What is required: Write out the full listing again, exactly as it stands.

--- begin Available data ---

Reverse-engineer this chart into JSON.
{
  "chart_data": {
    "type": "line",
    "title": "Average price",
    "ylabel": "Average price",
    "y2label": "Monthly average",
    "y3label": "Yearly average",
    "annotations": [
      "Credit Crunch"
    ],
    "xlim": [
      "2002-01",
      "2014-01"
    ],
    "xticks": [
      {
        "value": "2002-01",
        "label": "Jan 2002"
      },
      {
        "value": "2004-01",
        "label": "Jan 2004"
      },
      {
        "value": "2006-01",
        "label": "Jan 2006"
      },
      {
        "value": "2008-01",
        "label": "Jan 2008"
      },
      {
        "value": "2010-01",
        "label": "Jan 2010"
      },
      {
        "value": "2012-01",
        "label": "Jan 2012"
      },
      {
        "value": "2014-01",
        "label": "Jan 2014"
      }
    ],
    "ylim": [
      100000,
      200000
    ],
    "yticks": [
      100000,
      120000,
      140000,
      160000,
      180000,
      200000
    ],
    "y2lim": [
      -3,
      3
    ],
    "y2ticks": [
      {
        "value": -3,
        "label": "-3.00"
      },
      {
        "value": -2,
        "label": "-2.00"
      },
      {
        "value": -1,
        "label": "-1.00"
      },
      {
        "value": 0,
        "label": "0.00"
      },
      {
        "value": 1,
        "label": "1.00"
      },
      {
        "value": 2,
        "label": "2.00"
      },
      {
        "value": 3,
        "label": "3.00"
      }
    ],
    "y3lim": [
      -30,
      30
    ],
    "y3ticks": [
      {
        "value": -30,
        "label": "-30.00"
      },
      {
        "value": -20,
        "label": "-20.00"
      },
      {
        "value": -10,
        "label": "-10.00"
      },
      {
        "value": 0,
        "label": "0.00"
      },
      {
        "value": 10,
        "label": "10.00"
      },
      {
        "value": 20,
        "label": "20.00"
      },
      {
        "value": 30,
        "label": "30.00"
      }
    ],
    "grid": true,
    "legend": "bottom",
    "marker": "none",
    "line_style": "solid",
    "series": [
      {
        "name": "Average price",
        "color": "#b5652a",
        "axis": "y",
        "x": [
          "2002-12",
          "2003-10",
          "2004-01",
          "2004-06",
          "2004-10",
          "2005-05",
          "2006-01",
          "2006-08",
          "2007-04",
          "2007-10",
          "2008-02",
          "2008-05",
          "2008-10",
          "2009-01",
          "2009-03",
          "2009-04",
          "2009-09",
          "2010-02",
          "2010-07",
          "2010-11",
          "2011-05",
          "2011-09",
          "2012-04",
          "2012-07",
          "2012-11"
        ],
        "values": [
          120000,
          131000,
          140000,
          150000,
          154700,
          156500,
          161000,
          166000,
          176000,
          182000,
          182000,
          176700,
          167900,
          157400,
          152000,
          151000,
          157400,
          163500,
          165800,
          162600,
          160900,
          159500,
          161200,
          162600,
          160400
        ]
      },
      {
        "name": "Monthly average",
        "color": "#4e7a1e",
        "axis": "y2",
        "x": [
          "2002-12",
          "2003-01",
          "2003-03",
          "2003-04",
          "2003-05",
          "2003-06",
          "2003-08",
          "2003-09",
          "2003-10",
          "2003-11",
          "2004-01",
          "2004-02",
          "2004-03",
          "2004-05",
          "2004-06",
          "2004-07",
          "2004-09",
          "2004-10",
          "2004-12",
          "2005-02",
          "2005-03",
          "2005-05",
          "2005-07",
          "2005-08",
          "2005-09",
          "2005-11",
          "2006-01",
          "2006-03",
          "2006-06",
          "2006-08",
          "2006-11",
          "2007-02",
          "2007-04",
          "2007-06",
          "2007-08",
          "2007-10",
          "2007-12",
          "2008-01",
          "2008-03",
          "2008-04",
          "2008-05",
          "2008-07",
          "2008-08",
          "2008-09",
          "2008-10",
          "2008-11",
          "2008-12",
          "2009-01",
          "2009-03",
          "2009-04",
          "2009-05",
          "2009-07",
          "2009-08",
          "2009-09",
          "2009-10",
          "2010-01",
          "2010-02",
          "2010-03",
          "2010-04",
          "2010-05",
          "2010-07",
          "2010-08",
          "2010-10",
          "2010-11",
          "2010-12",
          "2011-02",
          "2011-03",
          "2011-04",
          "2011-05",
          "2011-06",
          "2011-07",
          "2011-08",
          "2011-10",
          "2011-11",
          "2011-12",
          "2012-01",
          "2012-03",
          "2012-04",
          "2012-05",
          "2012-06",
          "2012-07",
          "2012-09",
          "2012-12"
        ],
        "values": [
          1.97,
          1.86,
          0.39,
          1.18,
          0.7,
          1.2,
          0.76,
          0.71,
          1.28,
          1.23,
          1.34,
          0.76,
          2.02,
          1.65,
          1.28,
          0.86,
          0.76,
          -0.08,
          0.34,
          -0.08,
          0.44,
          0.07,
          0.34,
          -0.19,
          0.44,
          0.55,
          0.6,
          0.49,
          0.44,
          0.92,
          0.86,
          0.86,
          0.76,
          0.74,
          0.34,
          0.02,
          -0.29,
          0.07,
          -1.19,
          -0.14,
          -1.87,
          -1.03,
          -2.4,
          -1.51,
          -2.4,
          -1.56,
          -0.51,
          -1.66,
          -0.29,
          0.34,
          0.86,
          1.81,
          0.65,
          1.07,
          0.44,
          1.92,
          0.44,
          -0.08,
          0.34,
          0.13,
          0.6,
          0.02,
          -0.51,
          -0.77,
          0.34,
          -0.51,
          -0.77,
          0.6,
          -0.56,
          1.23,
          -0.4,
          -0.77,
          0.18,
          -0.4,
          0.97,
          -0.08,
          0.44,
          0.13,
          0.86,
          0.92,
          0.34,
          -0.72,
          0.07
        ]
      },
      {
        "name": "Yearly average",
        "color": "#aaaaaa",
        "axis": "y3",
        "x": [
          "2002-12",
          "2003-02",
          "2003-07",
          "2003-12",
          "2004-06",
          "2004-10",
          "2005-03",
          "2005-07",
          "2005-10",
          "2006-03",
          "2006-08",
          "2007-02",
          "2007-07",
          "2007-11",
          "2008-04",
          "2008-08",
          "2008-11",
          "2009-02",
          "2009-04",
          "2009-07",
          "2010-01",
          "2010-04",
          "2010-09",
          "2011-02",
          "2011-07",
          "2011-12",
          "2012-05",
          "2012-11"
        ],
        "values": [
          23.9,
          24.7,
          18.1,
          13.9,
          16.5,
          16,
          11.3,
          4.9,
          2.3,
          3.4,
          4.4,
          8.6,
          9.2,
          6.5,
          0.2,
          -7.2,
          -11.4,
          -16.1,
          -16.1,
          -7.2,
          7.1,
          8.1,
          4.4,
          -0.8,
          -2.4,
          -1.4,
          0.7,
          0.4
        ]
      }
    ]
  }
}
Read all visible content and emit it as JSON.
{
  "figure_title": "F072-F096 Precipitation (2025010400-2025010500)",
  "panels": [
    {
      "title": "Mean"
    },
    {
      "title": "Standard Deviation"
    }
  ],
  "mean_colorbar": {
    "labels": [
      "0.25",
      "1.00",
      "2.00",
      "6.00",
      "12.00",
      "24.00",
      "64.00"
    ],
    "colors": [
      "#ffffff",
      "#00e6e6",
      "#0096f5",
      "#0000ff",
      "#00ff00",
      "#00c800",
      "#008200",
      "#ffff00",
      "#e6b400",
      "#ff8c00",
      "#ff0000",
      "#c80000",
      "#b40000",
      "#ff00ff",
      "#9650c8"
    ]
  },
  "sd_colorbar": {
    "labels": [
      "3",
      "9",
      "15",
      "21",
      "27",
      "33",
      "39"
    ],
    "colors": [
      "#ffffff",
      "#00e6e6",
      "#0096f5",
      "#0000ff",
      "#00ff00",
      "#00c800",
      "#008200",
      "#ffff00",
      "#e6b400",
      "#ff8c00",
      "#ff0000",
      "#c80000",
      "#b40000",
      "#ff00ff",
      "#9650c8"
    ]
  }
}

--- end Available data ---

Written solution:
Reverse-engineer this chart into JSON.
{
  "chart_data": {
    "type": "line",
    "title": "Average price",
    "ylabel": "Average price",
    "y2label": "Monthly average",
    "y3label": "Yearly average",
    "annotations": [
      "Credit Crunch"
    ],
    "xlim": [
      "2002-01",
      "2014-01"
    ],
    "xticks": [
      {
        "value": "2002-01",
        "label": "Jan 2002"
      },
      {
        "value": "2004-01",
        "label": "Jan 2004"
      },
      {
        "value": "2006-01",
        "label": "Jan 2006"
      },
      {
        "value": "2008-01",
        "label": "Jan 2008"
      },
      {
        "value": "2010-01",
        "label": "Jan 2010"
      },
      {
        "value": "2012-01",
        "label": "Jan 2012"
      },
      {
        "value": "2014-01",
        "label": "Jan 2014"
      }
    ],
    "ylim": [
      100000,
      200000
    ],
    "yticks": [
      100000,
      120000,
      140000,
      160000,
      180000,
      200000
    ],
    "y2lim": [
      -3,
      3
    ],
    "y2ticks": [
      {
        "value": -3,
        "label": "-3.00"
      },
      {
        "value": -2,
        "label": "-2.00"
      },
      {
        "value": -1,
        "label": "-1.00"
      },
      {
        "value": 0,
        "label": "0.00"
      },
      {
        "value": 1,
        "label": "1.00"
      },
      {
        "value": 2,
        "label": "2.00"
      },
      {
        "value": 3,
        "label": "3.00"
      }
    ],
    "y3lim": [
      -30,
      30
    ],
    "y3ticks": [
      {
        "value": -30,
        "label": "-30.00"
      },
      {
        "value": -20,
        "label": "-20.00"
      },
      {
        "value": -10,
        "label": "-10.00"
      },
      {
        "value": 0,
        "label": "0.00"
      },
      {
        "value": 10,
        "label": "10.00"
      },
      {
        "value": 20,
        "label": "20.00"
      },
      {
        "value": 30,
        "label": "30.00"
      }
    ],
    "grid": true,
    "legend": "bottom",
    "marker": "none",
    "line_style": "solid",
    "series": [
      {
        "name": "Average price",
        "color": "#b5652a",
        "axis": "y",
        "x": [
          "2002-12",
          "2003-10",
          "2004-01",
          "2004-06",
          "2004-10",
          "2005-05",
          "2006-01",
          "2006-08",
          "2007-04",
          "2007-10",
          "2008-02",
          "2008-05",
          "2008-10",
          "2009-01",
          "2009-03",
          "2009-04",
          "2009-09",
          "2010-02",
          "2010-07",
          "2010-11",
          "2011-05",
          "2011-09",
          "2012-04",
          "2012-07",
          "2012-11"
        ],
        "values": [
          120000,
          131000,
          140000,
          150000,
          154700,
          156500,
          161000,
          166000,
          176000,
          182000,
          182000,
          176700,
          167900,
          157400,
          152000,
          151000,
          157400,
          163500,
          165800,
          162600,
          160900,
          159500,
          161200,
          162600,
          160400
        ]
      },
      {
        "name": "Monthly average",
        "color": "#4e7a1e",
        "axis": "y2",
        "x": [
          "2002-12",
          "2003-01",
          "2003-03",
          "2003-04",
          "2003-05",
          "2003-06",
          "2003-08",
          "2003-09",
          "2003-10",
          "2003-11",
          "2004-01",
          "2004-02",
          "2004-03",
          "2004-05",
          "2004-06",
          "2004-07",
          "2004-09",
          "2004-10",
          "2004-12",
          "2005-02",
          "2005-03",
          "2005-05",
          "2005-07",
          "2005-08",
          "2005-09",
          "2005-11",
          "2006-01",
          "2006-03",
          "2006-06",
          "2006-08",
          "2006-11",
          "2007-02",
          "2007-04",
          "2007-06",
          "2007-08",
          "2007-10",
          "2007-12",
          "2008-01",
          "2008-03",
          "2008-04",
          "2008-05",
          "2008-07",
          "2008-08",
          "2008-09",
          "2008-10",
          "2008-11",
          "2008-12",
          "2009-01",
          "2009-03",
          "2009-04",
          "2009-05",
          "2009-07",
          "2009-08",
          "2009-09",
          "2009-10",
          "2010-01",
          "2010-02",
          "2010-03",
          "2010-04",
          "2010-05",
          "2010-07",
          "2010-08",
          "2010-10",
          "2010-11",
          "2010-12",
          "2011-02",
          "2011-03",
          "2011-04",
          "2011-05",
          "2011-06",
          "2011-07",
          "2011-08",
          "2011-10",
          "2011-11",
          "2011-12",
          "2012-01",
          "2012-03",
          "2012-04",
          "2012-05",
          "2012-06",
          "2012-07",
          "2012-09",
          "2012-12"
        ],
        "values": [
          1.97,
          1.86,
          0.39,
          1.18,
          0.7,
          1.2,
          0.76,
          0.71,
          1.28,
          1.23,
          1.34,
          0.76,
          2.02,
          1.65,
          1.28,
          0.86,
          0.76,
          -0.08,
          0.34,
          -0.08,
          0.44,
          0.07,
          0.34,
          -0.19,
          0.44,
          0.55,
          0.6,
          0.49,
          0.44,
          0.92,
          0.86,
          0.86,
          0.76,
          0.74,
          0.34,
          0.02,
          -0.29,
          0.07,
          -1.19,
          -0.14,
          -1.87,
          -1.03,
          -2.4,
          -1.51,
          -2.4,
          -1.56,
          -0.51,
          -1.66,
          -0.29,
          0.34,
          0.86,
          1.81,
          0.65,
          1.07,
          0.44,
          1.92,
          0.44,
          -0.08,
          0.34,
          0.13,
          0.6,
          0.02,
          -0.51,
          -0.77,
          0.34,
          -0.51,
          -0.77,
          0.6,
          -0.56,
          1.23,
          -0.4,
          -0.77,
          0.18,
          -0.4,
          0.97,
          -0.08,
          0.44,
          0.13,
          0.86,
          0.92,
          0.34,
          -0.72,
          0.07
        ]
      },
      {
        "name": "Yearly average",
        "color": "#aaaaaa",
        "axis": "y3",
        "x": [
          "2002-12",
          "2003-02",
          "2003-07",
          "2003-12",
          "2004-06",
          "2004-10",
          "2005-03",
          "2005-07",
          "2005-10",
          "2006-03",
          "2006-08",
          "2007-02",
          "2007-07",
          "2007-11",
          "2008-04",
          "2008-08",
          "2008-11",
          "2009-02",
          "2009-04",
          "2009-07",
          "2010-01",
          "2010-04",
          "2010-09",
          "2011-02",
          "2011-07",
          "2011-12",
          "2012-05",
          "2012-11"
        ],
        "values": [
          23.9,
          24.7,
          18.1,
          13.9,
          16.5,
          16,
          11.3,
          4.9,
          2.3,
          3.4,
          4.4,
          8.6,
          9.2,
          6.5,
          0.2,
          -7.2,
          -11.4,
          -16.1,
          -16.1,
          -7.2,
          7.1,
          8.1,
          4.4,
          -0.8,
          -2.4,
          -1.4,
          0.7,
          0.4
        ]
      }
    ]
  }
}
Read all visible content and emit it as JSON.
{
  "figure_title": "F072-F096 Precipitation (2025010400-2025010500)",
  "panels": [
    {
      "title": "Mean"
    },
    {
      "title": "Standard Deviation"
    }
  ],
  "mean_colorbar": {
    "labels": [
      "0.25",
      "1.00",
      "2.00",
      "6.00",
      "12.00",
      "24.00",
      "64.00"
    ],
    "colors": [
      "#ffffff",
      "#00e6e6",
      "#0096f5",
      "#0000ff",
      "#00ff00",
      "#00c800",
      "#008200",
      "#ffff00",
      "#e6b400",
      "#ff8c00",
      "#ff0000",
      "#c80000",
      "#b40000",
      "#ff00ff",
      "#9650c8"
    ]
  },
  "sd_colorbar": {
    "labels": [
      "3",
      "9",
      "15",
      "21",
      "27",
      "33",
      "39"
    ],
    "colors": [
      "#ffffff",
      "#00e6e6",
      "#0096f5",
      "#0000ff",
      "#00ff00",
      "#00c800",
      "#008200",
      "#ffff00",
      "#e6b400",
      "#ff8c00",
      "#ff0000",
      "#c80000",
      "#b40000",
      "#ff00ff",
      "#9650c8"
    ]
  }
}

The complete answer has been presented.